** EXERCISE INSTRUCTIONS **
Return each line containing the string "view".
:: AVAILABLE DATA ::
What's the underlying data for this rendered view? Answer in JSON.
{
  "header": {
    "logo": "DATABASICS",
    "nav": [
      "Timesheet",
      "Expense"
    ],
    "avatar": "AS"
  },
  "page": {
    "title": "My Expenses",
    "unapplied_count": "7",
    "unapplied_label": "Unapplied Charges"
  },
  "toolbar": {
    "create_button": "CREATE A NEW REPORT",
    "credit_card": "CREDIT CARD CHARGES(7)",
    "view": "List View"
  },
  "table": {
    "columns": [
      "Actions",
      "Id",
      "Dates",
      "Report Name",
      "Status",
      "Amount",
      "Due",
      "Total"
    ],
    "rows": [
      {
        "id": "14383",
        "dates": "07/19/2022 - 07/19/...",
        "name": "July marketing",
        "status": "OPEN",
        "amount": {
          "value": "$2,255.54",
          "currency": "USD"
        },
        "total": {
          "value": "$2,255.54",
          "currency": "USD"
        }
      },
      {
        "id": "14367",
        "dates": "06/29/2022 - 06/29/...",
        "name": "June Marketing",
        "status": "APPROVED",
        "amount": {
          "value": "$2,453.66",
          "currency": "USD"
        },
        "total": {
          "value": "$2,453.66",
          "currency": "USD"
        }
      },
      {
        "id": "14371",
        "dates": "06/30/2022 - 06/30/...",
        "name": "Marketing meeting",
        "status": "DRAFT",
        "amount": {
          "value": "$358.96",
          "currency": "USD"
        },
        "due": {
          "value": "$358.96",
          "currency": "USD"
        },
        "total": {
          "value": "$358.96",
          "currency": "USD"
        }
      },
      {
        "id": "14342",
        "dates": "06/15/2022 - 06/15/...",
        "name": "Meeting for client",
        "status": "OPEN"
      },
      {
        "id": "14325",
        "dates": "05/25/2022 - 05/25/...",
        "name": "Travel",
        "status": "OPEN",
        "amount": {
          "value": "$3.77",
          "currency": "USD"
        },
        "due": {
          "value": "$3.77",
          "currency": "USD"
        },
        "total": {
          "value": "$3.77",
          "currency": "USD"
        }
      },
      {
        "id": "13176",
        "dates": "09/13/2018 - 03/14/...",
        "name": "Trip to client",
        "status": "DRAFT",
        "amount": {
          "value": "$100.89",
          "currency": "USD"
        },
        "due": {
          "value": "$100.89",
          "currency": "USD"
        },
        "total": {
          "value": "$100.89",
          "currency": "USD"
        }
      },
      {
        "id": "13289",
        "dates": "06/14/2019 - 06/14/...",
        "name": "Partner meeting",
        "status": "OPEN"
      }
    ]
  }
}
:::
** OUTPUT OF THE EXERCISE **
What's the underlying data for this rendered view? Answer in JSON.
    "view": "List View"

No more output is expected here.